# WHAT THE TASK REQUIRES
Reproduce the data below in full and exclude every picture.

[Source data]
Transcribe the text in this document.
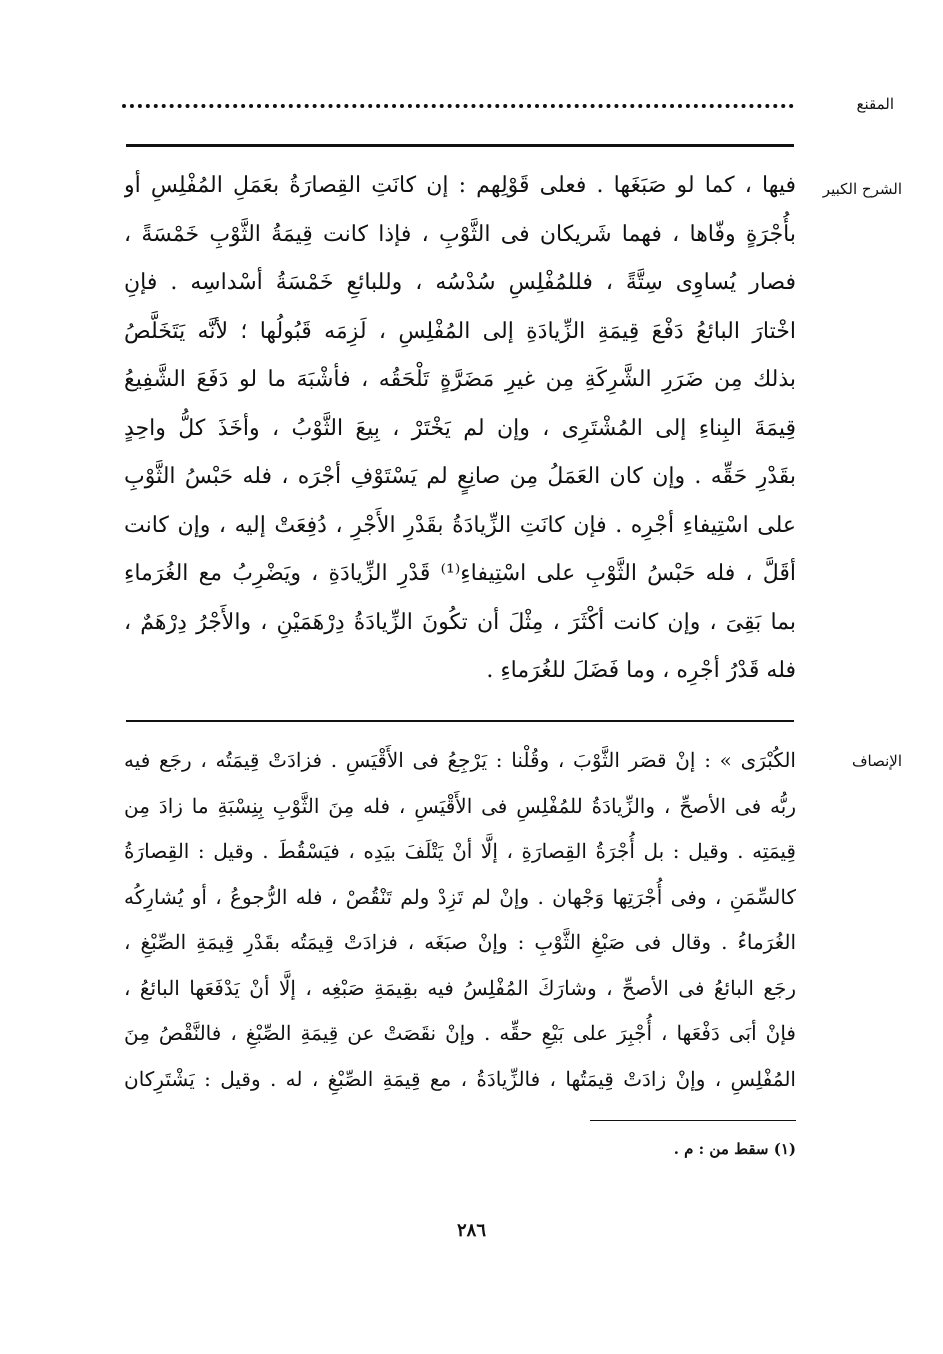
المقنع
الشرح الكبير
فيها ، كما لو صَبَغَها . فعلى قَوْلِهم : إن كانَتِ القِصارَةُ بعَمَلِ المُفْلِسِ أو
بأُجْرَةٍ وفّاها ، فهما شَريكان فى الثَّوْبِ ، فإذا كانت قِيمَةُ الثَّوْبِ خَمْسَةً ،
فصار يُساوِى سِتَّةً ، فللمُفْلِسِ سُدْسُه ، وللبائعِ خَمْسَةُ أسْداسِه . فإنِ
اخْتارَ البائعُ دَفْعَ قِيمَةِ الزِّيادَةِ إلى المُفْلِسِ ، لَزِمَه قَبُولُها ؛ لأنَّه يَتَخَلَّصُ
بذلك مِن ضَرَرِ الشَّرِكَةِ مِن غيرِ مَضَرَّةٍ تَلْحَقُه ، فأشْبَهَ ما لو دَفَعَ الشَّفِيعُ
قِيمَةَ البِناءِ إلى المُشْتَرِى ، وإن لم يَخْتَرْ ، بِيعَ الثَّوْبُ ، وأخَذَ كلُّ واحِدٍ
بقَدْرِ حَقِّه . وإن كان العَمَلُ مِن صانِعٍ لم يَسْتَوْفِ أجْرَه ، فله حَبْسُ الثَّوْبِ
على اسْتِيفاءِ أجْرِه . فإن كانَتِ الزِّيادَةُ بقَدْرِ الأَجْرِ ، دُفِعَتْ إليه ، وإن كانت
أقَلَّ ، فله حَبْسُ الثَّوْبِ على اسْتِيفاءِ⁽¹⁾ قَدْرِ الزِّيادَةِ ، ويَضْرِبُ مع الغُرَماءِ
بما بَقِىَ ، وإن كانت أكْثَرَ ، مِثْلَ أن تكُونَ الزِّيادَةُ دِرْهَمَيْنِ ، والأَجْرُ دِرْهَمٌ ،
فله قَدْرُ أجْرِه ، وما فَضَلَ للغُرَماءِ .
الإنصاف
الكُبْرَى » : إنْ قصَر الثَّوْبَ ، وقُلْنا : يَرْجِعُ فى الأَقْيَسِ . فزادَتْ قِيمَتُه ، رجَع فيه
ربُّه فى الأصحِّ ، والزِّيادَةُ للمُفْلِسِ فى الأَقْيَسِ ، فله مِنَ الثَّوْبِ بِنِسْبَةِ ما زادَ مِن
قِيمَتِه . وقيل : بل أُجْرَةُ القِصارَةِ ، إلَّا أنْ يَتْلَفَ بيَدِه ، فيَسْقُطَ . وقيل : القِصارَةُ
كالسِّمَنِ ، وفى أُجْرَتِها وَجْهان . وإنْ لم تَزِدْ ولم تَنْقُصْ ، فله الرُّجوعُ ، أو يُشارِكُه
الغُرَماءُ . وقال فى صَبْغِ الثَّوْبِ : وإنْ صبَغَه ، فزادَتْ قِيمَتُه بقَدْرِ قِيمَةِ الصِّبْغِ ،
رجَع البائعُ فى الأصحِّ ، وشارَكَ المُفْلِسُ فيه بقِيمَةِ صَبْغِه ، إلَّا أنْ يَدْفَعَها البائعُ ،
فإنْ أبَى دَفْعَها ، أُجْبِرَ على بَيْعِ حقِّه . وإنْ نقَصَتْ عن قِيمَةِ الصِّبْغِ ، فالنَّقْصُ مِنَ
المُفْلِسِ ، وإنْ زادَتْ قِيمَتُها ، فالزِّيادَةُ ، مع قِيمَةِ الصِّبْغِ ، له . وقيل : يَشْتَرِكان
(١) سقط من : م .
٢٨٦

# COMPLETE ANSWER
Transcribe the text in this document.
المقنع
الشرح الكبير
فيها ، كما لو صَبَغَها . فعلى قَوْلِهم : إن كانَتِ القِصارَةُ بعَمَلِ المُفْلِسِ أو
بأُجْرَةٍ وفّاها ، فهما شَريكان فى الثَّوْبِ ، فإذا كانت قِيمَةُ الثَّوْبِ خَمْسَةً ،
فصار يُساوِى سِتَّةً ، فللمُفْلِسِ سُدْسُه ، وللبائعِ خَمْسَةُ أسْداسِه . فإنِ
اخْتارَ البائعُ دَفْعَ قِيمَةِ الزِّيادَةِ إلى المُفْلِسِ ، لَزِمَه قَبُولُها ؛ لأنَّه يَتَخَلَّصُ
بذلك مِن ضَرَرِ الشَّرِكَةِ مِن غيرِ مَضَرَّةٍ تَلْحَقُه ، فأشْبَهَ ما لو دَفَعَ الشَّفِيعُ
قِيمَةَ البِناءِ إلى المُشْتَرِى ، وإن لم يَخْتَرْ ، بِيعَ الثَّوْبُ ، وأخَذَ كلُّ واحِدٍ
بقَدْرِ حَقِّه . وإن كان العَمَلُ مِن صانِعٍ لم يَسْتَوْفِ أجْرَه ، فله حَبْسُ الثَّوْبِ
على اسْتِيفاءِ أجْرِه . فإن كانَتِ الزِّيادَةُ بقَدْرِ الأَجْرِ ، دُفِعَتْ إليه ، وإن كانت
أقَلَّ ، فله حَبْسُ الثَّوْبِ على اسْتِيفاءِ⁽¹⁾ قَدْرِ الزِّيادَةِ ، ويَضْرِبُ مع الغُرَماءِ
بما بَقِىَ ، وإن كانت أكْثَرَ ، مِثْلَ أن تكُونَ الزِّيادَةُ دِرْهَمَيْنِ ، والأَجْرُ دِرْهَمٌ ،
فله قَدْرُ أجْرِه ، وما فَضَلَ للغُرَماءِ .
الإنصاف
الكُبْرَى » : إنْ قصَر الثَّوْبَ ، وقُلْنا : يَرْجِعُ فى الأَقْيَسِ . فزادَتْ قِيمَتُه ، رجَع فيه
ربُّه فى الأصحِّ ، والزِّيادَةُ للمُفْلِسِ فى الأَقْيَسِ ، فله مِنَ الثَّوْبِ بِنِسْبَةِ ما زادَ مِن
قِيمَتِه . وقيل : بل أُجْرَةُ القِصارَةِ ، إلَّا أنْ يَتْلَفَ بيَدِه ، فيَسْقُطَ . وقيل : القِصارَةُ
كالسِّمَنِ ، وفى أُجْرَتِها وَجْهان . وإنْ لم تَزِدْ ولم تَنْقُصْ ، فله الرُّجوعُ ، أو يُشارِكُه
الغُرَماءُ . وقال فى صَبْغِ الثَّوْبِ : وإنْ صبَغَه ، فزادَتْ قِيمَتُه بقَدْرِ قِيمَةِ الصِّبْغِ ،
رجَع البائعُ فى الأصحِّ ، وشارَكَ المُفْلِسُ فيه بقِيمَةِ صَبْغِه ، إلَّا أنْ يَدْفَعَها البائعُ ،
فإنْ أبَى دَفْعَها ، أُجْبِرَ على بَيْعِ حقِّه . وإنْ نقَصَتْ عن قِيمَةِ الصِّبْغِ ، فالنَّقْصُ مِنَ
المُفْلِسِ ، وإنْ زادَتْ قِيمَتُها ، فالزِّيادَةُ ، مع قِيمَةِ الصِّبْغِ ، له . وقيل : يَشْتَرِكان
(١) سقط من : م .
٢٨٦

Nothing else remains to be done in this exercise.